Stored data
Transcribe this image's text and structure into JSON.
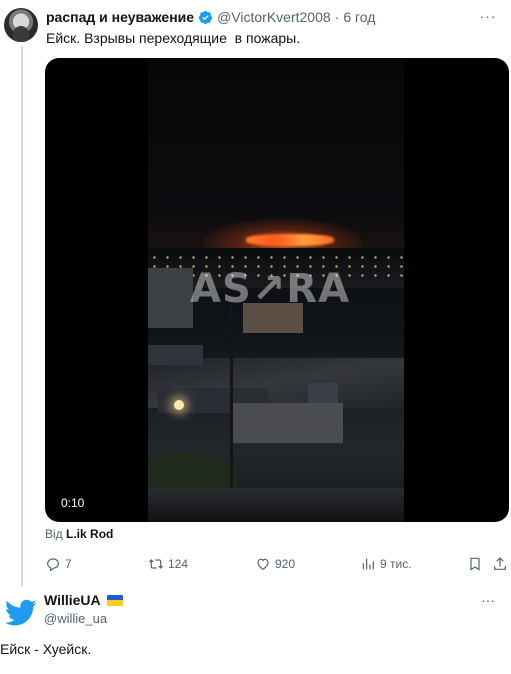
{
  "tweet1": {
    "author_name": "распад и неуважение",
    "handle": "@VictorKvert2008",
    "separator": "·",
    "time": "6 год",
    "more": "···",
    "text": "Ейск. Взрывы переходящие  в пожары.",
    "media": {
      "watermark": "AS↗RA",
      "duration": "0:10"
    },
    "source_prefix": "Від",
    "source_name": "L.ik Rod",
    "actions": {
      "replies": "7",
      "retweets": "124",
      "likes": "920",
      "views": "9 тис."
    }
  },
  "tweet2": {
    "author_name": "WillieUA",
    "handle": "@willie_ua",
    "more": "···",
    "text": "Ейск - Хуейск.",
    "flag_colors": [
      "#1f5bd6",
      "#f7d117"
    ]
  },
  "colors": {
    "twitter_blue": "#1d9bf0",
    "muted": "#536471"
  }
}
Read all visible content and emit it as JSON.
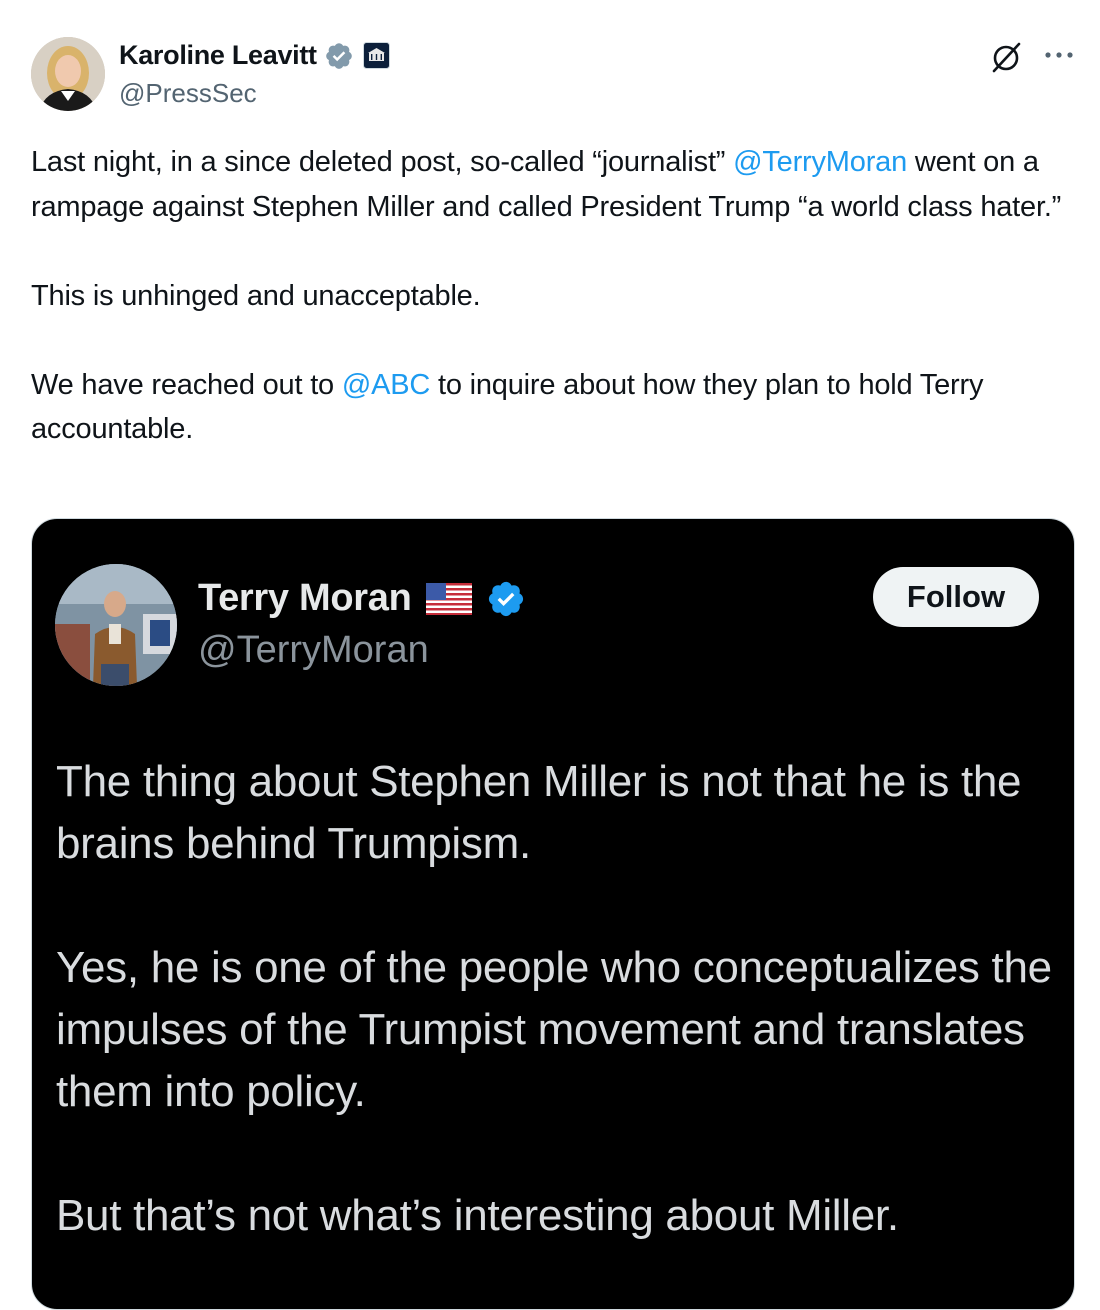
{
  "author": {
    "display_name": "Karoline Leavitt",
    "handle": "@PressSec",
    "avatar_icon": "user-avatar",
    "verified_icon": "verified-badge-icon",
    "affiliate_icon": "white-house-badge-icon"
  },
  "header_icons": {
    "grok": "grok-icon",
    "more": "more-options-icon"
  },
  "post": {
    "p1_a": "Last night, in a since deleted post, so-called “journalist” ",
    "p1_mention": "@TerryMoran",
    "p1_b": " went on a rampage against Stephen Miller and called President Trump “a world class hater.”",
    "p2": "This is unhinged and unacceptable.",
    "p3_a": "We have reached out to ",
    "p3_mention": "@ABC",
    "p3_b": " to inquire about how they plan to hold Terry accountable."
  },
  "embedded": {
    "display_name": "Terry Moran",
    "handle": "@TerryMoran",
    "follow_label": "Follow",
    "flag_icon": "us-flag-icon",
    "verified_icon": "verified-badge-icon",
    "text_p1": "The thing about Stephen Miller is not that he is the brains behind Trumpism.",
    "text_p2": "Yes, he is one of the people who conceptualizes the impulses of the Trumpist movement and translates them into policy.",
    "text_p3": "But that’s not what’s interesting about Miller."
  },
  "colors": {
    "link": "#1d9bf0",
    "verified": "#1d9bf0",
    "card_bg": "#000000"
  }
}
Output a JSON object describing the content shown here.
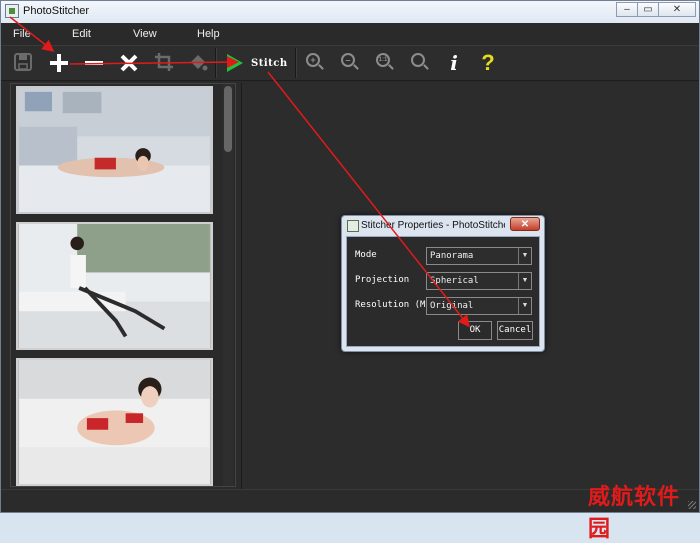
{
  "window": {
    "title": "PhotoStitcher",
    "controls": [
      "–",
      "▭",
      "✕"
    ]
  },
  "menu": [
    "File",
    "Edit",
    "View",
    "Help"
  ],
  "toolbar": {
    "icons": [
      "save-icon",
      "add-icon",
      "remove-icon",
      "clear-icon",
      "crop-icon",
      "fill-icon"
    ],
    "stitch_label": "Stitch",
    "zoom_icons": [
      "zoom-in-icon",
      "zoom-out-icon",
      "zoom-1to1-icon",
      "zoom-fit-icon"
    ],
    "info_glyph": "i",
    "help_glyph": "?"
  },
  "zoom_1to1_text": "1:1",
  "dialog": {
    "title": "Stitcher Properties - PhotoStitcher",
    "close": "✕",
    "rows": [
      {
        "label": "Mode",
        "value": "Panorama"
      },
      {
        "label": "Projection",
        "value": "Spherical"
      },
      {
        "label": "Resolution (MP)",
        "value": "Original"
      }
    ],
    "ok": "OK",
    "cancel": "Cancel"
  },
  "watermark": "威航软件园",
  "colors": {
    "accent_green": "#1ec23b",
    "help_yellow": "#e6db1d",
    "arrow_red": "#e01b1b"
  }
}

SET EXERCISE: Sift through the entries and copy every line with "title".

EXERCISE SOLUTION:
    "title": "PhotoStitcher",
    "title": "Stitcher Properties - PhotoStitcher",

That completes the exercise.